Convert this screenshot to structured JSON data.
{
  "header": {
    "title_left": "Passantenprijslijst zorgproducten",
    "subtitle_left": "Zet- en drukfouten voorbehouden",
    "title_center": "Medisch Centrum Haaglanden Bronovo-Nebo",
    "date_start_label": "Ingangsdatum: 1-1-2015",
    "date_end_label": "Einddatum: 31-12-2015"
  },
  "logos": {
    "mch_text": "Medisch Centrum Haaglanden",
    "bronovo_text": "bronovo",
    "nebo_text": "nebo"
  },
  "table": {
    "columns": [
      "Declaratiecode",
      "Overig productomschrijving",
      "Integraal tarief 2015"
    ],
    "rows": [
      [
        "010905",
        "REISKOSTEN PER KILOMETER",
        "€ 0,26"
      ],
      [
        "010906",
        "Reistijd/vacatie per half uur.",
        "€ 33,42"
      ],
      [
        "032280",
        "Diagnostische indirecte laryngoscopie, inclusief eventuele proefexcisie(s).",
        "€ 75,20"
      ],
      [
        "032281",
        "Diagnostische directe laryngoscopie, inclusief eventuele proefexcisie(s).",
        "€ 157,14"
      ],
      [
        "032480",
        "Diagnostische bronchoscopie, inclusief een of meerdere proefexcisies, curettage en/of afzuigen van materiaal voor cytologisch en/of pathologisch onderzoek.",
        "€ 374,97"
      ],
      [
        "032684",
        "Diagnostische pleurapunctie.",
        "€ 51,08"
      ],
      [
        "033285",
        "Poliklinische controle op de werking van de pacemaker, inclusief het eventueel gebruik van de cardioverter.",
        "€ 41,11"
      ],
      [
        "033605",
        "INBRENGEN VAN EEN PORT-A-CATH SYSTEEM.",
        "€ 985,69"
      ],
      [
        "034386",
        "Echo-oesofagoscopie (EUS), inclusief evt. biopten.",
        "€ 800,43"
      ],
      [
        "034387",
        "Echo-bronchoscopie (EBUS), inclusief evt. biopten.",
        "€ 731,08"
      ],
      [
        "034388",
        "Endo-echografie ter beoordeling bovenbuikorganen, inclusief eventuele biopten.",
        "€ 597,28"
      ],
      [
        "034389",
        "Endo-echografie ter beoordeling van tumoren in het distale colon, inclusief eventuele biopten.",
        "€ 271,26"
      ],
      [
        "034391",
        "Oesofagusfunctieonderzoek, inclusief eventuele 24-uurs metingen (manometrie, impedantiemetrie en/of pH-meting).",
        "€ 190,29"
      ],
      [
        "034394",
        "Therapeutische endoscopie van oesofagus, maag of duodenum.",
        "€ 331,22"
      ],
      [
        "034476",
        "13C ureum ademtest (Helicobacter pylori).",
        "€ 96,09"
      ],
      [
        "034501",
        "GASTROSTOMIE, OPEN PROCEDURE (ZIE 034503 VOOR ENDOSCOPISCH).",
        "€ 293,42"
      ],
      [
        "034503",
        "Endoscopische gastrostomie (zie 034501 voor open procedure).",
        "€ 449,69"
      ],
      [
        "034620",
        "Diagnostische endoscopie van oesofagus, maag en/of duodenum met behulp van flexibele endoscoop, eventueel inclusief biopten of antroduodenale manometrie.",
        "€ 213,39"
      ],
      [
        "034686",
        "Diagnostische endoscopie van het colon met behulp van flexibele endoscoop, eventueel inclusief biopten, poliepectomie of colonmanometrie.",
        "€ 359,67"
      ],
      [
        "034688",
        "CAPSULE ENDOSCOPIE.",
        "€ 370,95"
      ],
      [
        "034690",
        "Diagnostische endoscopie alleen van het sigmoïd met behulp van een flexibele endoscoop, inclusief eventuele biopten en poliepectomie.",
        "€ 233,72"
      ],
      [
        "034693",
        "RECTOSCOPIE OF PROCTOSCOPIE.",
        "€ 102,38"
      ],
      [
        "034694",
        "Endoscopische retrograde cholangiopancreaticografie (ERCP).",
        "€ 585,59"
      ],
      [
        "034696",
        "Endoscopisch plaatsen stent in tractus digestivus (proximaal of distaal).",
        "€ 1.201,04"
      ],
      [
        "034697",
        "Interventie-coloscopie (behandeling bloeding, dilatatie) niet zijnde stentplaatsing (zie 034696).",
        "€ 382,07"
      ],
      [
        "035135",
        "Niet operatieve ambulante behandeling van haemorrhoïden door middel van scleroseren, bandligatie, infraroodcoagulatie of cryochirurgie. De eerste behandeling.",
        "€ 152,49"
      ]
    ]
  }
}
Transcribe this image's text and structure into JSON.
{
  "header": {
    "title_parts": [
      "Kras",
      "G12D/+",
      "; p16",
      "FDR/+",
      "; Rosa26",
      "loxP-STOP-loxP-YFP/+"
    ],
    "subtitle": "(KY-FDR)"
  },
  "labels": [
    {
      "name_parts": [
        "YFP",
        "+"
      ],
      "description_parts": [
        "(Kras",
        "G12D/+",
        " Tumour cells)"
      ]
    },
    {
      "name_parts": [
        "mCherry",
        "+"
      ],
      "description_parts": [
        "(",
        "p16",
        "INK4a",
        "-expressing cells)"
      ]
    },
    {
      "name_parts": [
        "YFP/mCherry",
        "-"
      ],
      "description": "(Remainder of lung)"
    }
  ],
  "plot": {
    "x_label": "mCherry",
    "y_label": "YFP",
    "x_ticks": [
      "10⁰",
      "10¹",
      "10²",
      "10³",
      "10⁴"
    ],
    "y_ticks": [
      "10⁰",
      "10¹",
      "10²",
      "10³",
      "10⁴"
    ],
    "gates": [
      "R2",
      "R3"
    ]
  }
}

▬▬▬▬▬▬▬▬▬▬

Problem description:
All of the entries above must be output word for word.

Answer to this exercise:
Convert this screenshot to structured JSON data.
{
  "header": {
    "title_left": "Passantenprijslijst zorgproducten",
    "subtitle_left": "Zet- en drukfouten voorbehouden",
    "title_center": "Medisch Centrum Haaglanden Bronovo-Nebo",
    "date_start_label": "Ingangsdatum: 1-1-2015",
    "date_end_label": "Einddatum: 31-12-2015"
  },
  "logos": {
    "mch_text": "Medisch Centrum Haaglanden",
    "bronovo_text": "bronovo",
    "nebo_text": "nebo"
  },
  "table": {
    "columns": [
      "Declaratiecode",
      "Overig productomschrijving",
      "Integraal tarief 2015"
    ],
    "rows": [
      [
        "010905",
        "REISKOSTEN PER KILOMETER",
        "€ 0,26"
      ],
      [
        "010906",
        "Reistijd/vacatie per half uur.",
        "€ 33,42"
      ],
      [
        "032280",
        "Diagnostische indirecte laryngoscopie, inclusief eventuele proefexcisie(s).",
        "€ 75,20"
      ],
      [
        "032281",
        "Diagnostische directe laryngoscopie, inclusief eventuele proefexcisie(s).",
        "€ 157,14"
      ],
      [
        "032480",
        "Diagnostische bronchoscopie, inclusief een of meerdere proefexcisies, curettage en/of afzuigen van materiaal voor cytologisch en/of pathologisch onderzoek.",
        "€ 374,97"
      ],
      [
        "032684",
        "Diagnostische pleurapunctie.",
        "€ 51,08"
      ],
      [
        "033285",
        "Poliklinische controle op de werking van de pacemaker, inclusief het eventueel gebruik van de cardioverter.",
        "€ 41,11"
      ],
      [
        "033605",
        "INBRENGEN VAN EEN PORT-A-CATH SYSTEEM.",
        "€ 985,69"
      ],
      [
        "034386",
        "Echo-oesofagoscopie (EUS), inclusief evt. biopten.",
        "€ 800,43"
      ],
      [
        "034387",
        "Echo-bronchoscopie (EBUS), inclusief evt. biopten.",
        "€ 731,08"
      ],
      [
        "034388",
        "Endo-echografie ter beoordeling bovenbuikorganen, inclusief eventuele biopten.",
        "€ 597,28"
      ],
      [
        "034389",
        "Endo-echografie ter beoordeling van tumoren in het distale colon, inclusief eventuele biopten.",
        "€ 271,26"
      ],
      [
        "034391",
        "Oesofagusfunctieonderzoek, inclusief eventuele 24-uurs metingen (manometrie, impedantiemetrie en/of pH-meting).",
        "€ 190,29"
      ],
      [
        "034394",
        "Therapeutische endoscopie van oesofagus, maag of duodenum.",
        "€ 331,22"
      ],
      [
        "034476",
        "13C ureum ademtest (Helicobacter pylori).",
        "€ 96,09"
      ],
      [
        "034501",
        "GASTROSTOMIE, OPEN PROCEDURE (ZIE 034503 VOOR ENDOSCOPISCH).",
        "€ 293,42"
      ],
      [
        "034503",
        "Endoscopische gastrostomie (zie 034501 voor open procedure).",
        "€ 449,69"
      ],
      [
        "034620",
        "Diagnostische endoscopie van oesofagus, maag en/of duodenum met behulp van flexibele endoscoop, eventueel inclusief biopten of antroduodenale manometrie.",
        "€ 213,39"
      ],
      [
        "034686",
        "Diagnostische endoscopie van het colon met behulp van flexibele endoscoop, eventueel inclusief biopten, poliepectomie of colonmanometrie.",
        "€ 359,67"
      ],
      [
        "034688",
        "CAPSULE ENDOSCOPIE.",
        "€ 370,95"
      ],
      [
        "034690",
        "Diagnostische endoscopie alleen van het sigmoïd met behulp van een flexibele endoscoop, inclusief eventuele biopten en poliepectomie.",
        "€ 233,72"
      ],
      [
        "034693",
        "RECTOSCOPIE OF PROCTOSCOPIE.",
        "€ 102,38"
      ],
      [
        "034694",
        "Endoscopische retrograde cholangiopancreaticografie (ERCP).",
        "€ 585,59"
      ],
      [
        "034696",
        "Endoscopisch plaatsen stent in tractus digestivus (proximaal of distaal).",
        "€ 1.201,04"
      ],
      [
        "034697",
        "Interventie-coloscopie (behandeling bloeding, dilatatie) niet zijnde stentplaatsing (zie 034696).",
        "€ 382,07"
      ],
      [
        "035135",
        "Niet operatieve ambulante behandeling van haemorrhoïden door middel van scleroseren, bandligatie, infraroodcoagulatie of cryochirurgie. De eerste behandeling.",
        "€ 152,49"
      ]
    ]
  }
}
Transcribe this image's text and structure into JSON.
{
  "header": {
    "title_parts": [
      "Kras",
      "G12D/+",
      "; p16",
      "FDR/+",
      "; Rosa26",
      "loxP-STOP-loxP-YFP/+"
    ],
    "subtitle": "(KY-FDR)"
  },
  "labels": [
    {
      "name_parts": [
        "YFP",
        "+"
      ],
      "description_parts": [
        "(Kras",
        "G12D/+",
        " Tumour cells)"
      ]
    },
    {
      "name_parts": [
        "mCherry",
        "+"
      ],
      "description_parts": [
        "(",
        "p16",
        "INK4a",
        "-expressing cells)"
      ]
    },
    {
      "name_parts": [
        "YFP/mCherry",
        "-"
      ],
      "description": "(Remainder of lung)"
    }
  ],
  "plot": {
    "x_label": "mCherry",
    "y_label": "YFP",
    "x_ticks": [
      "10⁰",
      "10¹",
      "10²",
      "10³",
      "10⁴"
    ],
    "y_ticks": [
      "10⁰",
      "10¹",
      "10²",
      "10³",
      "10⁴"
    ],
    "gates": [
      "R2",
      "R3"
    ]
  }
}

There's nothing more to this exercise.